Your task is to extract every entry that follows word for word while excluding the pictures.

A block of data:
● ● ● ●

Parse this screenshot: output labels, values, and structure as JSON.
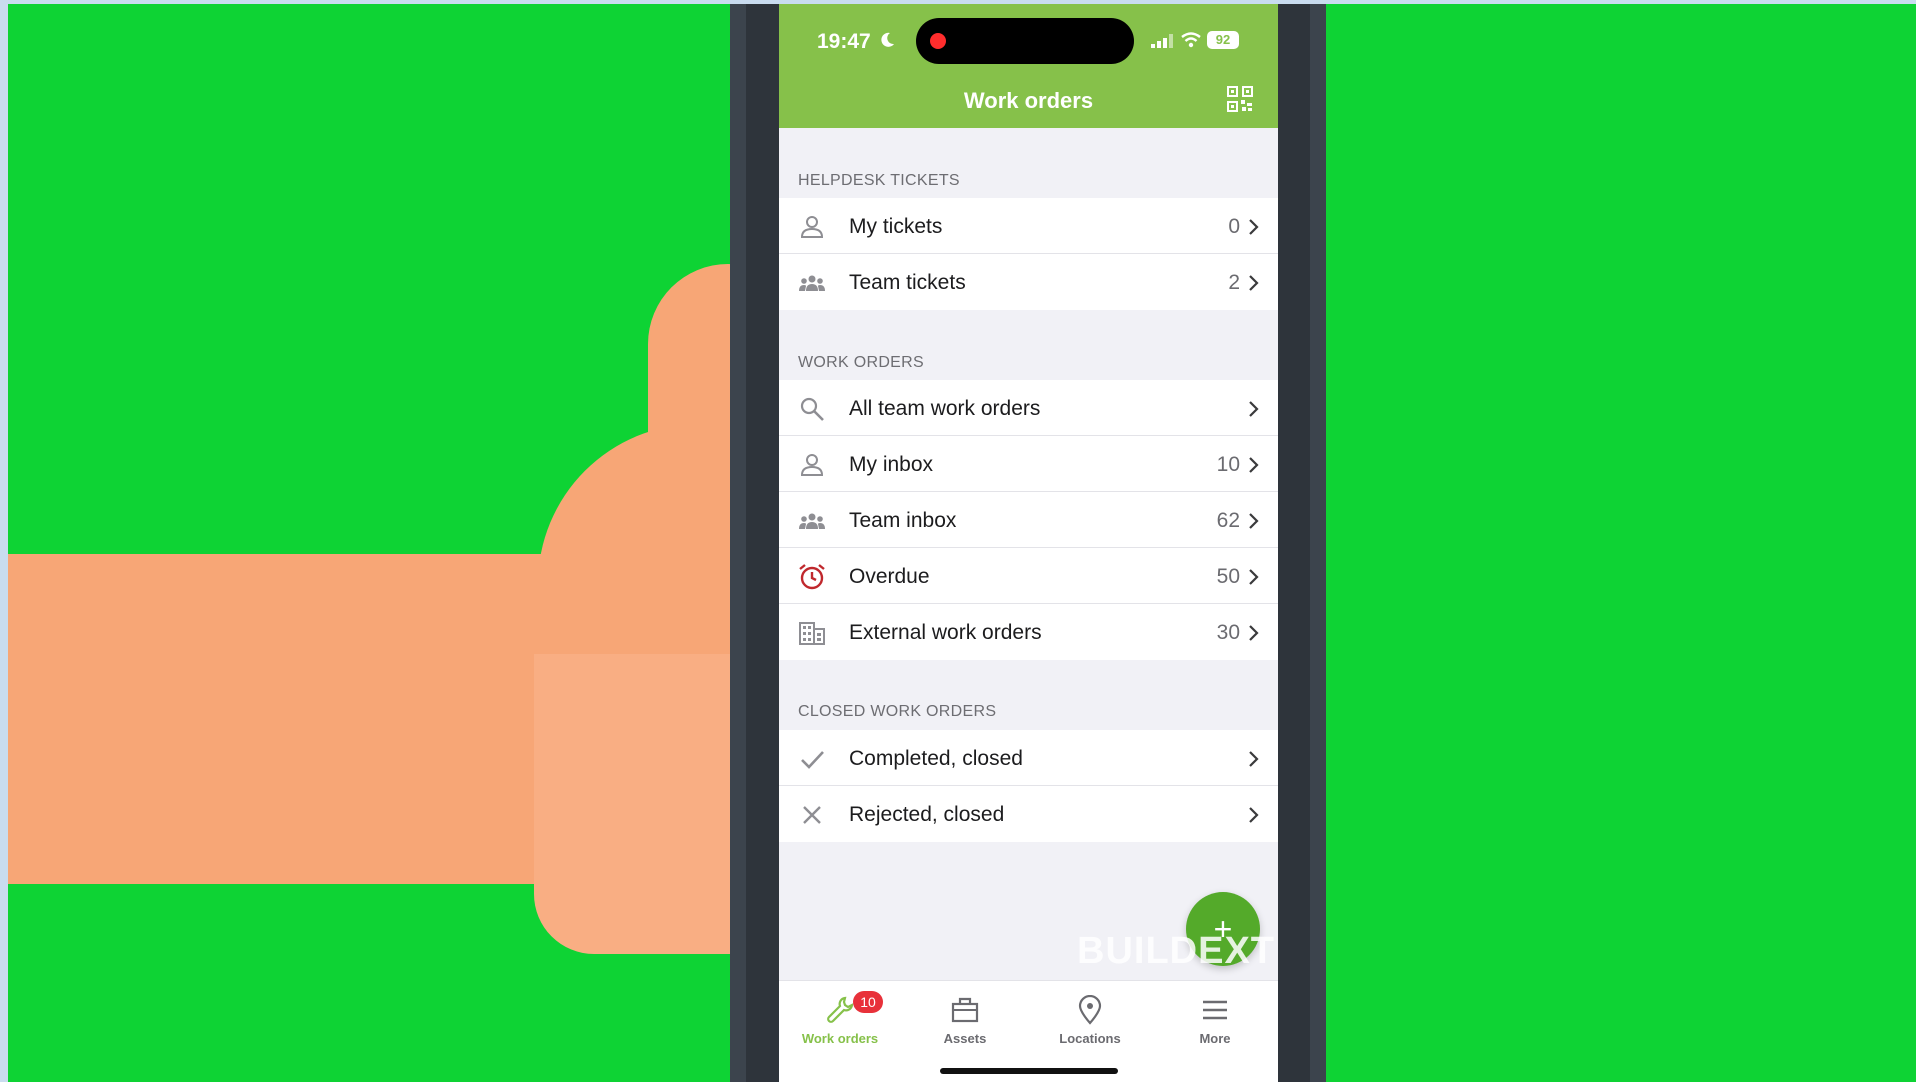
{
  "status_bar": {
    "time": "19:47",
    "battery": "92"
  },
  "header": {
    "title": "Work orders"
  },
  "sections": {
    "helpdesk": {
      "title": "HELPDESK TICKETS",
      "rows": [
        {
          "label": "My tickets",
          "count": "0"
        },
        {
          "label": "Team tickets",
          "count": "2"
        }
      ]
    },
    "work_orders": {
      "title": "WORK ORDERS",
      "rows": [
        {
          "label": "All team work orders",
          "count": ""
        },
        {
          "label": "My inbox",
          "count": "10"
        },
        {
          "label": "Team inbox",
          "count": "62"
        },
        {
          "label": "Overdue",
          "count": "50"
        },
        {
          "label": "External work orders",
          "count": "30"
        }
      ]
    },
    "closed": {
      "title": "CLOSED WORK ORDERS",
      "rows": [
        {
          "label": "Completed, closed",
          "count": ""
        },
        {
          "label": "Rejected, closed",
          "count": ""
        }
      ]
    }
  },
  "fab": {
    "symbol": "+"
  },
  "watermark": "BUILDEXT",
  "tabs": [
    {
      "label": "Work orders",
      "badge": "10",
      "icon": "wrench-icon"
    },
    {
      "label": "Assets",
      "icon": "toolbox-icon"
    },
    {
      "label": "Locations",
      "icon": "location-pin-icon"
    },
    {
      "label": "More",
      "icon": "menu-icon"
    }
  ],
  "colors": {
    "accent": "#86c14a",
    "background_green": "#0ed334",
    "badge": "#e8313a",
    "overdue_icon": "#c0282d",
    "fab": "#54aa2a"
  }
}
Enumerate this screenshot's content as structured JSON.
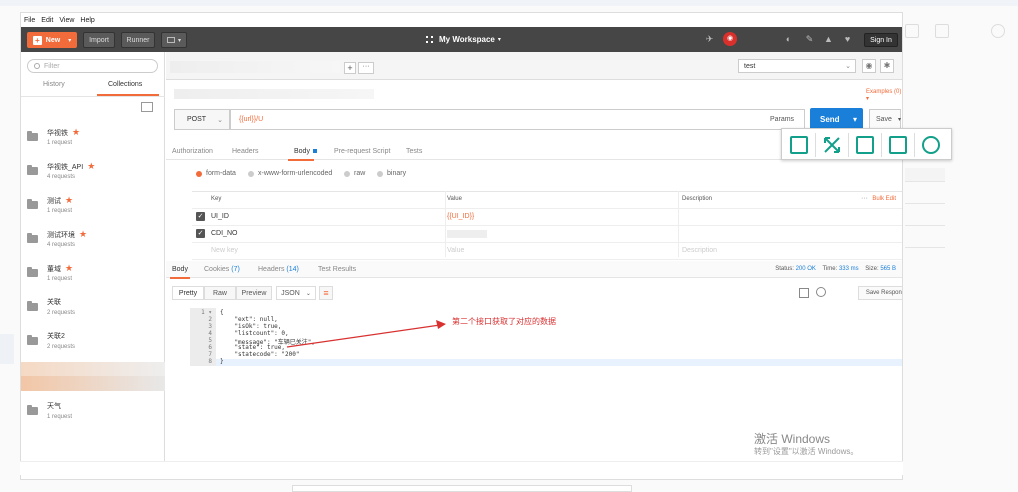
{
  "menu": [
    "File",
    "Edit",
    "View",
    "Help"
  ],
  "header": {
    "new_label": "New",
    "import_label": "Import",
    "runner_label": "Runner",
    "workspace_label": "My Workspace",
    "sync_label": "",
    "signin_label": "Sign In"
  },
  "sidebar": {
    "filter_placeholder": "Filter",
    "tab_history": "History",
    "tab_collections": "Collections",
    "collections": [
      {
        "name": "华视铁",
        "starred": true,
        "count": "1 request"
      },
      {
        "name": "华视铁_API",
        "starred": true,
        "count": "4 requests"
      },
      {
        "name": "测试",
        "starred": true,
        "count": "1 request"
      },
      {
        "name": "测试环境",
        "starred": true,
        "count": "4 requests"
      },
      {
        "name": "董域",
        "starred": true,
        "count": "1 request"
      },
      {
        "name": "关联",
        "starred": false,
        "count": "2 requests"
      },
      {
        "name": "关联2",
        "starred": false,
        "count": "2 requests"
      },
      {
        "name": "天气",
        "starred": false,
        "count": "1 request"
      }
    ]
  },
  "environment": {
    "selected": "test"
  },
  "request": {
    "examples_label": "Examples (0) ▾",
    "method": "POST",
    "url": "{{url}}/U",
    "params_label": "Params",
    "send_label": "Send",
    "save_label": "Save",
    "tabs": [
      "Authorization",
      "Headers",
      "Body",
      "Pre-request Script",
      "Tests"
    ],
    "body_modes": [
      "form-data",
      "x-www-form-urlencoded",
      "raw",
      "binary"
    ],
    "table_headers": {
      "key": "Key",
      "value": "Value",
      "description": "Description",
      "bulk": "Bulk Edit"
    },
    "rows": [
      {
        "key": "UI_ID",
        "value": "{{UI_ID}}",
        "checked": true
      },
      {
        "key": "CDI_NO",
        "value": "",
        "checked": true
      }
    ],
    "placeholder": {
      "key": "New key",
      "value": "Value",
      "description": "Description"
    }
  },
  "response": {
    "tabs": {
      "body": "Body",
      "cookies": "Cookies",
      "cookies_count": "(7)",
      "headers": "Headers",
      "headers_count": "(14)",
      "tests": "Test Results"
    },
    "status_label": "Status:",
    "status_value": "200 OK",
    "time_label": "Time:",
    "time_value": "333 ms",
    "size_label": "Size:",
    "size_value": "565 B",
    "formats": {
      "pretty": "Pretty",
      "raw": "Raw",
      "preview": "Preview",
      "type": "JSON"
    },
    "save_response": "Save Response",
    "code_lines": [
      "{",
      "    \"ext\": null,",
      "    \"isOk\": true,",
      "    \"listcount\": 0,",
      "    \"message\": \"车辆已关注\",",
      "    \"state\": true,",
      "    \"statecode\": \"200\"",
      "}"
    ]
  },
  "annotation": "第二个接口获取了对应的数据",
  "watermark": {
    "line1": "激活 Windows",
    "line2": "转到\"设置\"以激活 Windows。"
  },
  "colors": {
    "accent": "#f26b3a",
    "send": "#1a7fd9",
    "header": "#464646",
    "toolbar_icon": "#13a08a"
  }
}
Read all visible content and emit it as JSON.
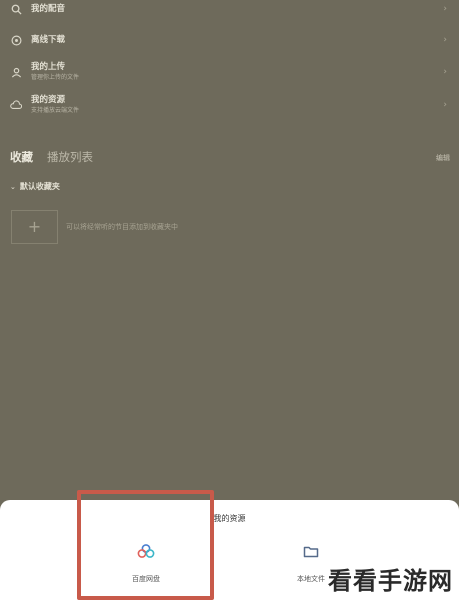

● ● ● ●

** Exercise answer **
Parse this screenshot: output labels, values, and structure as JSON.
{
  "status_bar": {
    "time": "19:47",
    "battery": "92"
  },
  "header": {
    "title": "Work orders"
  },
  "sections": {
    "helpdesk": {
      "title": "HELPDESK TICKETS",
      "rows": [
        {
          "label": "My tickets",
          "count": "0"
        },
        {
          "label": "Team tickets",
          "count": "2"
        }
      ]
    },
    "work_orders": {
      "title": "WORK ORDERS",
      "rows": [
        {
          "label": "All team work orders",
          "count": ""
        },
        {
          "label": "My inbox",
          "count": "10"
        },
        {
          "label": "Team inbox",
          "count": "62"
        },
        {
          "label": "Overdue",
          "count": "50"
        },
        {
          "label": "External work orders",
          "count": "30"
        }
      ]
    },
    "closed": {
      "title": "CLOSED WORK ORDERS",
      "rows": [
        {
          "label": "Completed, closed",
          "count": ""
        },
        {
          "label": "Rejected, closed",
          "count": ""
        }
      ]
    }
  },
  "fab": {
    "symbol": "+"
  },
  "watermark": "BUILDEXT",
  "tabs": [
    {
      "label": "Work orders",
      "badge": "10",
      "icon": "wrench-icon"
    },
    {
      "label": "Assets",
      "icon": "toolbox-icon"
    },
    {
      "label": "Locations",
      "icon": "location-pin-icon"
    },
    {
      "label": "More",
      "icon": "menu-icon"
    }
  ],
  "colors": {
    "accent": "#86c14a",
    "background_green": "#0ed334",
    "badge": "#e8313a",
    "overdue_icon": "#c0282d",
    "fab": "#54aa2a"
  }
}
Enumerate this screenshot's content as structured JSON.
{
  "menu": [
    "File",
    "Edit",
    "View",
    "Help"
  ],
  "header": {
    "new_label": "New",
    "import_label": "Import",
    "runner_label": "Runner",
    "workspace_label": "My Workspace",
    "sync_label": "",
    "signin_label": "Sign In"
  },
  "sidebar": {
    "filter_placeholder": "Filter",
    "tab_history": "History",
    "tab_collections": "Collections",
    "collections": [
      {
        "name": "华视铁",
        "starred": true,
        "count": "1 request"
      },
      {
        "name": "华视铁_API",
        "starred": true,
        "count": "4 requests"
      },
      {
        "name": "测试",
        "starred": true,
        "count": "1 request"
      },
      {
        "name": "测试环境",
        "starred": true,
        "count": "4 requests"
      },
      {
        "name": "董域",
        "starred": true,
        "count": "1 request"
      },
      {
        "name": "关联",
        "starred": false,
        "count": "2 requests"
      },
      {
        "name": "关联2",
        "starred": false,
        "count": "2 requests"
      },
      {
        "name": "天气",
        "starred": false,
        "count": "1 request"
      }
    ]
  },
  "environment": {
    "selected": "test"
  },
  "request": {
    "examples_label": "Examples (0) ▾",
    "method": "POST",
    "url": "{{url}}/U",
    "params_label": "Params",
    "send_label": "Send",
    "save_label": "Save",
    "tabs": [
      "Authorization",
      "Headers",
      "Body",
      "Pre-request Script",
      "Tests"
    ],
    "body_modes": [
      "form-data",
      "x-www-form-urlencoded",
      "raw",
      "binary"
    ],
    "table_headers": {
      "key": "Key",
      "value": "Value",
      "description": "Description",
      "bulk": "Bulk Edit"
    },
    "rows": [
      {
        "key": "UI_ID",
        "value": "{{UI_ID}}",
        "checked": true
      },
      {
        "key": "CDI_NO",
        "value": "",
        "checked": true
      }
    ],
    "placeholder": {
      "key": "New key",
      "value": "Value",
      "description": "Description"
    }
  },
  "response": {
    "tabs": {
      "body": "Body",
      "cookies": "Cookies",
      "cookies_count": "(7)",
      "headers": "Headers",
      "headers_count": "(14)",
      "tests": "Test Results"
    },
    "status_label": "Status:",
    "status_value": "200 OK",
    "time_label": "Time:",
    "time_value": "333 ms",
    "size_label": "Size:",
    "size_value": "565 B",
    "formats": {
      "pretty": "Pretty",
      "raw": "Raw",
      "preview": "Preview",
      "type": "JSON"
    },
    "save_response": "Save Response",
    "code_lines": [
      "{",
      "    \"ext\": null,",
      "    \"isOk\": true,",
      "    \"listcount\": 0,",
      "    \"message\": \"车辆已关注\",",
      "    \"state\": true,",
      "    \"statecode\": \"200\"",
      "}"
    ]
  },
  "annotation": "第二个接口获取了对应的数据",
  "watermark": {
    "line1": "激活 Windows",
    "line2": "转到\"设置\"以激活 Windows。"
  },
  "colors": {
    "accent": "#f26b3a",
    "send": "#1a7fd9",
    "header": "#464646",
    "toolbar_icon": "#13a08a"
  }
}
Read all visible content and emit it as JSON.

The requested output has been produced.